→ Exercise instructions
From the entries below, list each line with "subtitle".

→ Figure record listings
## BEGIN

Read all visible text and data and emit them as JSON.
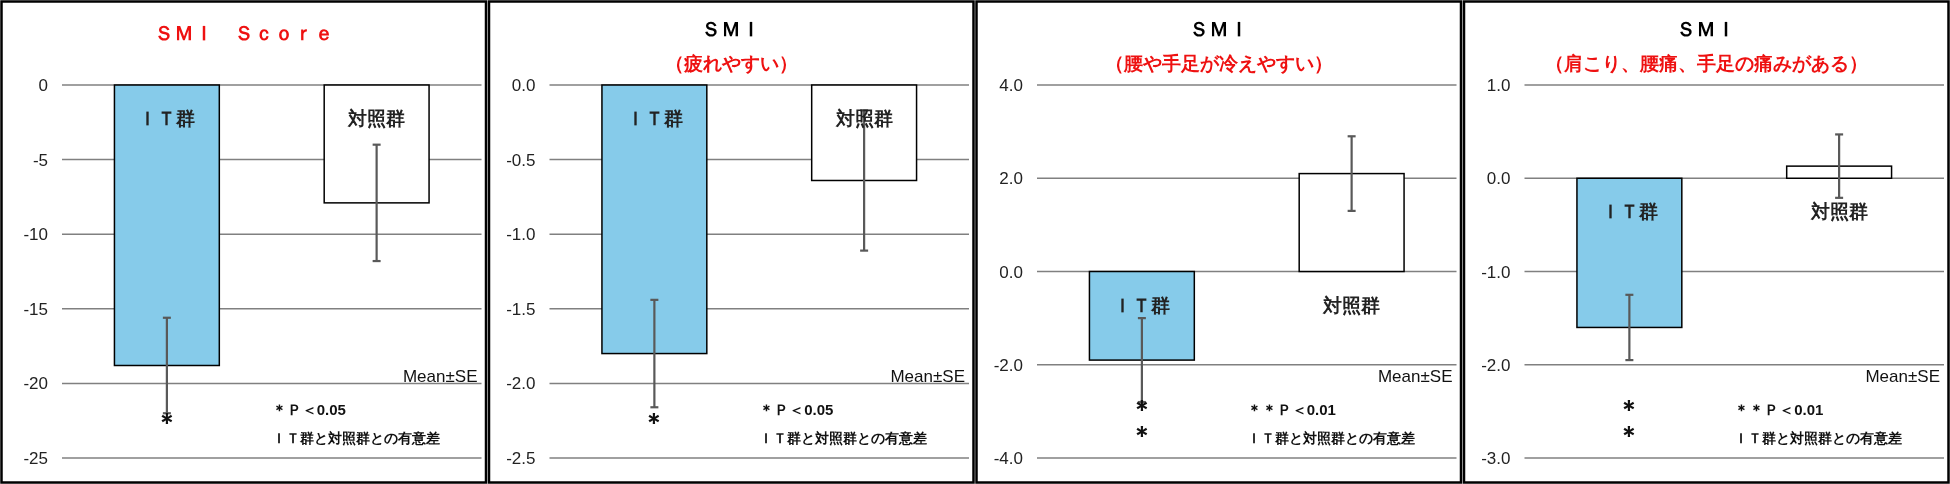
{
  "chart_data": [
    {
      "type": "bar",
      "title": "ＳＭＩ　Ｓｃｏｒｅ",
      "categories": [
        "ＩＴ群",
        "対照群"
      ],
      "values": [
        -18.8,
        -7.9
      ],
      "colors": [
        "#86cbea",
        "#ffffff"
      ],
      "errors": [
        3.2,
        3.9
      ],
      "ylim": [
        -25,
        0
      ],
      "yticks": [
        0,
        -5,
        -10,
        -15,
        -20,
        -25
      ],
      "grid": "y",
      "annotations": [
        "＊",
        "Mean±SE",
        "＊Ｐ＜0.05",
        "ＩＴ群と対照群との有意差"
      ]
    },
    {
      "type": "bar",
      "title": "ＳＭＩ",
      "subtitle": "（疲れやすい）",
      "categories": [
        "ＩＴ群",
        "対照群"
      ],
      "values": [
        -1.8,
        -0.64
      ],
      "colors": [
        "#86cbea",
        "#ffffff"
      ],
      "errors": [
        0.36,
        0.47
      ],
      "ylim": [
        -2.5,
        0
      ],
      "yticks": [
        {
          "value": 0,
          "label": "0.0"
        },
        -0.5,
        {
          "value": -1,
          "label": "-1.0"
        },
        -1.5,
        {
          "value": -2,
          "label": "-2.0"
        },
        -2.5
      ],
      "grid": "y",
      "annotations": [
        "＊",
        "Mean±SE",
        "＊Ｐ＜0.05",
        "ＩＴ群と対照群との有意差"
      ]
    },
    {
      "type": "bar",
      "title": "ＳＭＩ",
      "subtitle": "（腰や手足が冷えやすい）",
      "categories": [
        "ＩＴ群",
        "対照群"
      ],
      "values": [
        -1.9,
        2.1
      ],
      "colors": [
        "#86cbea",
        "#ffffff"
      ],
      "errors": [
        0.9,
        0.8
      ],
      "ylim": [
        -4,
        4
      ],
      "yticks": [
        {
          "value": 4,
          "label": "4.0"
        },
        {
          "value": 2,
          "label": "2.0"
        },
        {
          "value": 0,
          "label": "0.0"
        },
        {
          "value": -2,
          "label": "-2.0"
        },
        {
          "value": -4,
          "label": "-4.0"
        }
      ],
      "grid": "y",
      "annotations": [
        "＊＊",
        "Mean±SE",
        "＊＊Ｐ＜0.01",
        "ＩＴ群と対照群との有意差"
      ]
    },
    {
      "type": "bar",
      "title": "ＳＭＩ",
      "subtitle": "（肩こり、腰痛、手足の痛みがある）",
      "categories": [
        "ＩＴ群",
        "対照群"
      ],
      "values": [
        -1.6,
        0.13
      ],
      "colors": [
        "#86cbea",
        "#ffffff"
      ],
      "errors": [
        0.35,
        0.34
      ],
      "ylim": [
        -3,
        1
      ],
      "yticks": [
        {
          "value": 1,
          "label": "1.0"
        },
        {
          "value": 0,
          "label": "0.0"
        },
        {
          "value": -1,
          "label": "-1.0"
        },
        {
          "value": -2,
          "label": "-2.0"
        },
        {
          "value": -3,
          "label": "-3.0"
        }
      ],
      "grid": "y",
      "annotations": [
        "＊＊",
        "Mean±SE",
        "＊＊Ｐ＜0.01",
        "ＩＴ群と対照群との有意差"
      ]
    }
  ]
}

## END

→ Finished task
      "subtitle": "（疲れやすい）",
      "subtitle": "（腰や手足が冷えやすい）",
      "subtitle": "（肩こり、腰痛、手足の痛みがある）",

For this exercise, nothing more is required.